** EXERCISE BRIEF **
Present the data from its first line up to and including the line containing "energy-text: 中能量 bbox=[363, 639, 415, 660]" as a numbered list, leaving out any blank lines.
+++ INPUT DATA
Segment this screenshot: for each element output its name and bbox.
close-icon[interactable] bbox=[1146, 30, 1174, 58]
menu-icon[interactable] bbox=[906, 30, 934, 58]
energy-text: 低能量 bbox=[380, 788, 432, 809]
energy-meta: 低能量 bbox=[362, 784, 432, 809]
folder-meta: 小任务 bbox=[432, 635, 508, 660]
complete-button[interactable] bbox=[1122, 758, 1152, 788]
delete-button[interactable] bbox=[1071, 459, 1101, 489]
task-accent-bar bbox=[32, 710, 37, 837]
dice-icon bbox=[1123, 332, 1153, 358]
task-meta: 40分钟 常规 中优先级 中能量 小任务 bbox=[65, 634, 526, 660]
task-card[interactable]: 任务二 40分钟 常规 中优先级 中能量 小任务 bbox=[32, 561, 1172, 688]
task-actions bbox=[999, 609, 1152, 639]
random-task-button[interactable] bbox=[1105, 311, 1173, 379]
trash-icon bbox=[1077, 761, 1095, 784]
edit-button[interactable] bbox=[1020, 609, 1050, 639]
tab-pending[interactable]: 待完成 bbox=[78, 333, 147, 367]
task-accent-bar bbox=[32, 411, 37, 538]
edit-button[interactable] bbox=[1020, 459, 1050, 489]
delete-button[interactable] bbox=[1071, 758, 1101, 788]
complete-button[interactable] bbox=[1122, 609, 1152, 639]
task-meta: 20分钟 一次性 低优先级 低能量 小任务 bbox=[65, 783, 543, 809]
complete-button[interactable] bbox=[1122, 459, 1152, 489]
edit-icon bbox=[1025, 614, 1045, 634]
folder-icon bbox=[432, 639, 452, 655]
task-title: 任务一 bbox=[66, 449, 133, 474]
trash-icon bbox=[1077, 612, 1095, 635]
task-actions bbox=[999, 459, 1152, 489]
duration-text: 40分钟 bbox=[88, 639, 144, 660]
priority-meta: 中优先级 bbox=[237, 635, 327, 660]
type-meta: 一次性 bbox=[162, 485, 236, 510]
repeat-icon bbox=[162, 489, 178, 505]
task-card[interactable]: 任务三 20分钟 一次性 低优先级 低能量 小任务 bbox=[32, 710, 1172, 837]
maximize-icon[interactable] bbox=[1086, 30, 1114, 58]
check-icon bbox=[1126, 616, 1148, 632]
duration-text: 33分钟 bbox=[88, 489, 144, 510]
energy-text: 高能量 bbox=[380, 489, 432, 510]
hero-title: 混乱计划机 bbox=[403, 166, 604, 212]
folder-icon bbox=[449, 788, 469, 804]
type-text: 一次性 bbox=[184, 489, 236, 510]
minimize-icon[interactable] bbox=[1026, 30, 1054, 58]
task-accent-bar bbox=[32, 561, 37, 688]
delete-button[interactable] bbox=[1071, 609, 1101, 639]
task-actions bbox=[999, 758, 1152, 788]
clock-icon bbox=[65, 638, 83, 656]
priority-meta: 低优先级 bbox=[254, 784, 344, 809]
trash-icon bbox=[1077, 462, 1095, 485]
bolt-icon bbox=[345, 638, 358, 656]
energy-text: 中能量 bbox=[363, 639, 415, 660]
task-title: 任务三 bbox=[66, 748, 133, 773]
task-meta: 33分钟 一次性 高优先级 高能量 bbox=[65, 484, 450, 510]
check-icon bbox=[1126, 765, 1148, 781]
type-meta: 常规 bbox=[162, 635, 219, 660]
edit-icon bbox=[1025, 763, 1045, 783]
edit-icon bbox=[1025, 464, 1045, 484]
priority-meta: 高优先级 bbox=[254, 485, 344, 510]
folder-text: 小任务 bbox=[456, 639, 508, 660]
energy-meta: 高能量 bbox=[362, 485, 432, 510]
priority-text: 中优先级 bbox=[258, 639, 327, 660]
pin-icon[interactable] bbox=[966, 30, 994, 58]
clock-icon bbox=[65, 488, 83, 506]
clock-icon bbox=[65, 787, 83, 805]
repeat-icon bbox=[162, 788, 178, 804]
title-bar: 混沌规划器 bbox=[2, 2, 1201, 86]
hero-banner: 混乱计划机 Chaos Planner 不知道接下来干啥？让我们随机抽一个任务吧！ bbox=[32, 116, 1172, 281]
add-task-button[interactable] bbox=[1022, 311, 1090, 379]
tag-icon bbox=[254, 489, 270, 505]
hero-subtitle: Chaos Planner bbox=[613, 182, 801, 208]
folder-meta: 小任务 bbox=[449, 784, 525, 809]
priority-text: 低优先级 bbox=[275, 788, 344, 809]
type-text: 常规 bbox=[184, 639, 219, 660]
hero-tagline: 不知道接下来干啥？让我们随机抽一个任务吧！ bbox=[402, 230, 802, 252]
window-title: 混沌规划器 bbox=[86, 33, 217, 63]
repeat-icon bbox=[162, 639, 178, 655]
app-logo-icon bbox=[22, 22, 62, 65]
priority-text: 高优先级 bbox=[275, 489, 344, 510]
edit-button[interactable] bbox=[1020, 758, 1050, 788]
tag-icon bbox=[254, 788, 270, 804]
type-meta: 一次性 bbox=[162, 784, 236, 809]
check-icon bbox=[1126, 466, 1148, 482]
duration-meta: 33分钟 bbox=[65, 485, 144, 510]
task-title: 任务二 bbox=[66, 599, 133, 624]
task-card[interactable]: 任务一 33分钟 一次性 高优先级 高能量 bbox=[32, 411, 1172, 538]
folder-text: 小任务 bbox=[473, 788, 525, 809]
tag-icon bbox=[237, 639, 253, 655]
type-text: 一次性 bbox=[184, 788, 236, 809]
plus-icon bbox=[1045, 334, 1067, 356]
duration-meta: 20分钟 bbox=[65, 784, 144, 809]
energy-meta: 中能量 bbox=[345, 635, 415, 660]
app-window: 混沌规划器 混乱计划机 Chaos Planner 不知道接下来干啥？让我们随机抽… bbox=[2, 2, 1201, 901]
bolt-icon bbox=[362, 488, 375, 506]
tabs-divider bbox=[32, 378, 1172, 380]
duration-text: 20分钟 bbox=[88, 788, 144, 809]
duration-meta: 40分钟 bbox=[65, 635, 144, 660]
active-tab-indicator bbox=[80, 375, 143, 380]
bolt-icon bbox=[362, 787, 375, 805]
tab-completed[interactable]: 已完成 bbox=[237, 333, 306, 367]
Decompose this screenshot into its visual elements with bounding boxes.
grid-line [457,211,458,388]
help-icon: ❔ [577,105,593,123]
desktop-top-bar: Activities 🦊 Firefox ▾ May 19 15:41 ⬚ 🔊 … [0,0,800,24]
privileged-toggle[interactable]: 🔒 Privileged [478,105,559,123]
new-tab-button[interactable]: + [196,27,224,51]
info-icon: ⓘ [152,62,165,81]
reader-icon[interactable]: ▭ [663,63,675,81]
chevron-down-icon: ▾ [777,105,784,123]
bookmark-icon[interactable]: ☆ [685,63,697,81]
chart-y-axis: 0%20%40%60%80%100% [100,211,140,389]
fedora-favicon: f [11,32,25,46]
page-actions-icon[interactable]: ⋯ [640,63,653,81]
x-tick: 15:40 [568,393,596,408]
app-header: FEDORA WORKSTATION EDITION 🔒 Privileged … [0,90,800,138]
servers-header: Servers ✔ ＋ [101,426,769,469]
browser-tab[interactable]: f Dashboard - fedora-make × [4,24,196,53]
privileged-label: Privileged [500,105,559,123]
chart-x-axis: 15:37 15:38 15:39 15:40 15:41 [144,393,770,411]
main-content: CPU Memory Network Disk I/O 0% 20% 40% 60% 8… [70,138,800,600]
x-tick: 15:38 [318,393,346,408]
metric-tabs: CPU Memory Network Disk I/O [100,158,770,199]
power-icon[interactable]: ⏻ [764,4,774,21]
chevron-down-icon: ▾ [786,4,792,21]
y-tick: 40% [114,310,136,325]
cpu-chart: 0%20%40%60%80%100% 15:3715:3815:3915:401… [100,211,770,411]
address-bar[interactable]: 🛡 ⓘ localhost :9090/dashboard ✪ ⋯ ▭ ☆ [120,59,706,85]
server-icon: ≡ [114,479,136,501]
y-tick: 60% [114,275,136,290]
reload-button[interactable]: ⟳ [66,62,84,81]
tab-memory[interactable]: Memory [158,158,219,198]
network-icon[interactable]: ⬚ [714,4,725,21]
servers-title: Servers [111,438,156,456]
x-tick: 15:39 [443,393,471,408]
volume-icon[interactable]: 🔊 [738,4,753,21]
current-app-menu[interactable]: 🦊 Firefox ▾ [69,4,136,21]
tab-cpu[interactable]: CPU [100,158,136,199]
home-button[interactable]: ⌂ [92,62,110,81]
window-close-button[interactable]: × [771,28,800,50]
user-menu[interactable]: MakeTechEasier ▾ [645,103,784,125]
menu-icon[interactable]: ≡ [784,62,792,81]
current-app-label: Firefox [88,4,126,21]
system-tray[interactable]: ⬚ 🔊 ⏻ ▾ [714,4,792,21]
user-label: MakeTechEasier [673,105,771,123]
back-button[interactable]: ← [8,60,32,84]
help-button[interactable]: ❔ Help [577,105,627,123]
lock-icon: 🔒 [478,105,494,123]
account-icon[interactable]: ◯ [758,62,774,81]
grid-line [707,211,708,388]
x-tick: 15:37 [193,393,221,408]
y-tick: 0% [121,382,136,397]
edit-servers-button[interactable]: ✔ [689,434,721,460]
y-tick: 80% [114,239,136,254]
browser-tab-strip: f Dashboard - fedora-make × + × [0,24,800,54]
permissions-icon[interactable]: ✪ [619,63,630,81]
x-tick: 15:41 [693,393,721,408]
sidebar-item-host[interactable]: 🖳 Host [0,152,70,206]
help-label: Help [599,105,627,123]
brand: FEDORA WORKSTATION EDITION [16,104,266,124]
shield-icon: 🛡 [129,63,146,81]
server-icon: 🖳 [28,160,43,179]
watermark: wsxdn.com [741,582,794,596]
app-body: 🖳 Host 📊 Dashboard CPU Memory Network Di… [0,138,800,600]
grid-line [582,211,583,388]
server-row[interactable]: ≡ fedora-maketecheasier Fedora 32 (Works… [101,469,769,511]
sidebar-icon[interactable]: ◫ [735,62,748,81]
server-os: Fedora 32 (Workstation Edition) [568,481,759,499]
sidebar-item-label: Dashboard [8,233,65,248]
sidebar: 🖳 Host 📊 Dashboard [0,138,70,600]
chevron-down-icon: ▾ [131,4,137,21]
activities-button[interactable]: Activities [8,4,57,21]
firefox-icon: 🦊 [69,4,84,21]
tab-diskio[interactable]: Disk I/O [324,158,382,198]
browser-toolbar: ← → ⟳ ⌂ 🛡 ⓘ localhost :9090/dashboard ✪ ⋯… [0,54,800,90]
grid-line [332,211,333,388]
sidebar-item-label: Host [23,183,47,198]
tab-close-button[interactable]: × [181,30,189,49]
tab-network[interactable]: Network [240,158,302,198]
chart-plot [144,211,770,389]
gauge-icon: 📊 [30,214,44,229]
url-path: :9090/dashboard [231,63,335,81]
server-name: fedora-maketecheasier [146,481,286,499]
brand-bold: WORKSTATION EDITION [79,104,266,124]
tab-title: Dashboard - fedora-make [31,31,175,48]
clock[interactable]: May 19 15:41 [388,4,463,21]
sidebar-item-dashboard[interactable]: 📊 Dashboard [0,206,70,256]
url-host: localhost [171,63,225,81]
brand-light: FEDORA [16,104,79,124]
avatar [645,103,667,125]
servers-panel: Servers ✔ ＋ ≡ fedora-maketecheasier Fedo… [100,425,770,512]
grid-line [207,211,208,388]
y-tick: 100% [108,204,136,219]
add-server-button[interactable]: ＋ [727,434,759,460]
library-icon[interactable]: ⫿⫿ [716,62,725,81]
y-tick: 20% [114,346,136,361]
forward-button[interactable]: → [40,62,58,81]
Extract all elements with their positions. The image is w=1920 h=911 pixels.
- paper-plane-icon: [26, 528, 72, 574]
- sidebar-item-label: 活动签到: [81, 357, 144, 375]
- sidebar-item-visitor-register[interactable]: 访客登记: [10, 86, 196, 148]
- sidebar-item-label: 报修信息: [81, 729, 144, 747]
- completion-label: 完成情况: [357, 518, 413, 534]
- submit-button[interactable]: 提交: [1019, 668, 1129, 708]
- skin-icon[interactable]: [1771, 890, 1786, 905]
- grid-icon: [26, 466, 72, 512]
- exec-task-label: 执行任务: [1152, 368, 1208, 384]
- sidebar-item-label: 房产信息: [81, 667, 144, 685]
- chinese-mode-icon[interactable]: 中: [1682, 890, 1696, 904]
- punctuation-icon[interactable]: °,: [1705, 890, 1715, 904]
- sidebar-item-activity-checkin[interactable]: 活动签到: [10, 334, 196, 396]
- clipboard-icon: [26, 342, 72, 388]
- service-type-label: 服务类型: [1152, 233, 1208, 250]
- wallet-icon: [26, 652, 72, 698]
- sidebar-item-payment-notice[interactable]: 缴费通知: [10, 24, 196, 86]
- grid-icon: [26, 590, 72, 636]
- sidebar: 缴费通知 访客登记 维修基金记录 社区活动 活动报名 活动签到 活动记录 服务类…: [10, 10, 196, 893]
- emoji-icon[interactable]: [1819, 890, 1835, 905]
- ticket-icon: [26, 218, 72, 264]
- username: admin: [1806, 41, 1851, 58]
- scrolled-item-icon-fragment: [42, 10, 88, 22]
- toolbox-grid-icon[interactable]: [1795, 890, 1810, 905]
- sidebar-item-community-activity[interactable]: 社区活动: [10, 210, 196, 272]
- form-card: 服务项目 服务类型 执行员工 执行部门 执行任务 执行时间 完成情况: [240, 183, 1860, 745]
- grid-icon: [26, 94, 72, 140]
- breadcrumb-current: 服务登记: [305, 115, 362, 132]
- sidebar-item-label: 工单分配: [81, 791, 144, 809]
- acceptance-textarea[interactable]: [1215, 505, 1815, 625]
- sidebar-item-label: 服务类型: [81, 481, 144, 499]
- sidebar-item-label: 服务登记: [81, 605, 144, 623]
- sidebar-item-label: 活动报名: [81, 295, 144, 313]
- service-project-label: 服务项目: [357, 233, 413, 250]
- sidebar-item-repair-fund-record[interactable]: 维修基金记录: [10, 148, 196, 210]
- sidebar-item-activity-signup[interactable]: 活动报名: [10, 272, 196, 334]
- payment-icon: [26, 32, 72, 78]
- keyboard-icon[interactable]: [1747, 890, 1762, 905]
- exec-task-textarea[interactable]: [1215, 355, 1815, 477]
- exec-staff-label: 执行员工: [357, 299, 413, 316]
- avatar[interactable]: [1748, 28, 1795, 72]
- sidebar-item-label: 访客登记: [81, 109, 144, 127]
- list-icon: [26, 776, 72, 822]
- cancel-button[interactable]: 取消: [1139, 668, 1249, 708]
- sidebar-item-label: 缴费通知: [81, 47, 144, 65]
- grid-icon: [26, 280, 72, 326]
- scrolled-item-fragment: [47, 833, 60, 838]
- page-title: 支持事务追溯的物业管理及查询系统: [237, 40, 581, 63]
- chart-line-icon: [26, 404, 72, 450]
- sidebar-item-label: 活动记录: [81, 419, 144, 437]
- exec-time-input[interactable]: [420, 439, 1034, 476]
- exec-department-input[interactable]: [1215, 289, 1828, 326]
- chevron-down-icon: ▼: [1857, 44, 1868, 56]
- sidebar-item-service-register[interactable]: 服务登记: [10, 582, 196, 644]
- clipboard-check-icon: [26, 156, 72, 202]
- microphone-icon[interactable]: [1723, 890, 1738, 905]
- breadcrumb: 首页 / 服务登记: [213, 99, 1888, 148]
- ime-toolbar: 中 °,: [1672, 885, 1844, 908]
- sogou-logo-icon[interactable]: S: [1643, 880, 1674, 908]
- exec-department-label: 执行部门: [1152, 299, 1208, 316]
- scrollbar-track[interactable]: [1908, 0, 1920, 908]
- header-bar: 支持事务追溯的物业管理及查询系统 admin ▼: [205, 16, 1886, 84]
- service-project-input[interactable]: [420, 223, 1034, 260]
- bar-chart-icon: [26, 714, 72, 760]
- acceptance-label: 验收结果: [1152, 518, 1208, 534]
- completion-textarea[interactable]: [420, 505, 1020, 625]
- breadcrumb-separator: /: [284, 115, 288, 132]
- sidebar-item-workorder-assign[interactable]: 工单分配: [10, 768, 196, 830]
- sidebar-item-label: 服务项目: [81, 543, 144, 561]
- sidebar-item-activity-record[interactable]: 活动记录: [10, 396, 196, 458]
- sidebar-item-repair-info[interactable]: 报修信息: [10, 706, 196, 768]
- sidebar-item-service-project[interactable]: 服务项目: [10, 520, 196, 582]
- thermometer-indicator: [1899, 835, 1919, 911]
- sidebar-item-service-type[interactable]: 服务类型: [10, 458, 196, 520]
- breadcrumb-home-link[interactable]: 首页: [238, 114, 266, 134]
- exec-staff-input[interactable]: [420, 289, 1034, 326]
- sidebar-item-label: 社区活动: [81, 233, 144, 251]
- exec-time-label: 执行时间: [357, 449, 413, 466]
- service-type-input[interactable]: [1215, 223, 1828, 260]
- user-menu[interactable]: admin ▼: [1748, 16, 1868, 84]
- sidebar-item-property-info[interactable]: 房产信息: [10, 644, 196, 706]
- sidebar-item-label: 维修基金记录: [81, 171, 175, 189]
++++++
** FULL SOLUTION **
1. Segment this screenshot: for each element output its name and bbox.
2. close-icon[interactable] bbox=[1146, 30, 1174, 58]
3. menu-icon[interactable] bbox=[906, 30, 934, 58]
4. energy-text: 低能量 bbox=[380, 788, 432, 809]
5. energy-meta: 低能量 bbox=[362, 784, 432, 809]
6. folder-meta: 小任务 bbox=[432, 635, 508, 660]
7. complete-button[interactable] bbox=[1122, 758, 1152, 788]
8. delete-button[interactable] bbox=[1071, 459, 1101, 489]
9. task-accent-bar bbox=[32, 710, 37, 837]
10. dice-icon bbox=[1123, 332, 1153, 358]
11. task-meta: 40分钟 常规 中优先级 中能量 小任务 bbox=[65, 634, 526, 660]
12. task-card[interactable]: 任务二 40分钟 常规 中优先级 中能量 小任务 bbox=[32, 561, 1172, 688]
13. task-actions bbox=[999, 609, 1152, 639]
14. random-task-button[interactable] bbox=[1105, 311, 1173, 379]
15. trash-icon bbox=[1077, 761, 1095, 784]
16. edit-button[interactable] bbox=[1020, 609, 1050, 639]
17. tab-pending[interactable]: 待完成 bbox=[78, 333, 147, 367]
18. task-accent-bar bbox=[32, 411, 37, 538]
19. edit-button[interactable] bbox=[1020, 459, 1050, 489]
20. delete-button[interactable] bbox=[1071, 758, 1101, 788]
21. complete-button[interactable] bbox=[1122, 609, 1152, 639]
22. task-meta: 20分钟 一次性 低优先级 低能量 小任务 bbox=[65, 783, 543, 809]
23. complete-button[interactable] bbox=[1122, 459, 1152, 489]
24. edit-icon bbox=[1025, 614, 1045, 634]
25. folder-icon bbox=[432, 639, 452, 655]
26. task-title: 任务一 bbox=[66, 449, 133, 474]
27. trash-icon bbox=[1077, 612, 1095, 635]
28. task-actions bbox=[999, 459, 1152, 489]
29. duration-text: 40分钟 bbox=[88, 639, 144, 660]
30. priority-meta: 中优先级 bbox=[237, 635, 327, 660]
31. type-meta: 一次性 bbox=[162, 485, 236, 510]
32. repeat-icon bbox=[162, 489, 178, 505]
33. task-card[interactable]: 任务三 20分钟 一次性 低优先级 低能量 小任务 bbox=[32, 710, 1172, 837]
34. maximize-icon[interactable] bbox=[1086, 30, 1114, 58]
35. check-icon bbox=[1126, 616, 1148, 632]
36. duration-text: 33分钟 bbox=[88, 489, 144, 510]
37. energy-text: 高能量 bbox=[380, 489, 432, 510]
38. hero-title: 混乱计划机 bbox=[403, 166, 604, 212]
39. folder-icon bbox=[449, 788, 469, 804]
40. type-text: 一次性 bbox=[184, 489, 236, 510]
41. minimize-icon[interactable] bbox=[1026, 30, 1054, 58]
42. task-accent-bar bbox=[32, 561, 37, 688]
43. delete-button[interactable] bbox=[1071, 609, 1101, 639]
44. task-actions bbox=[999, 758, 1152, 788]
45. clock-icon bbox=[65, 638, 83, 656]
46. priority-meta: 低优先级 bbox=[254, 784, 344, 809]
47. trash-icon bbox=[1077, 462, 1095, 485]
48. bolt-icon bbox=[345, 638, 358, 656]
49. energy-text: 中能量 bbox=[363, 639, 415, 660]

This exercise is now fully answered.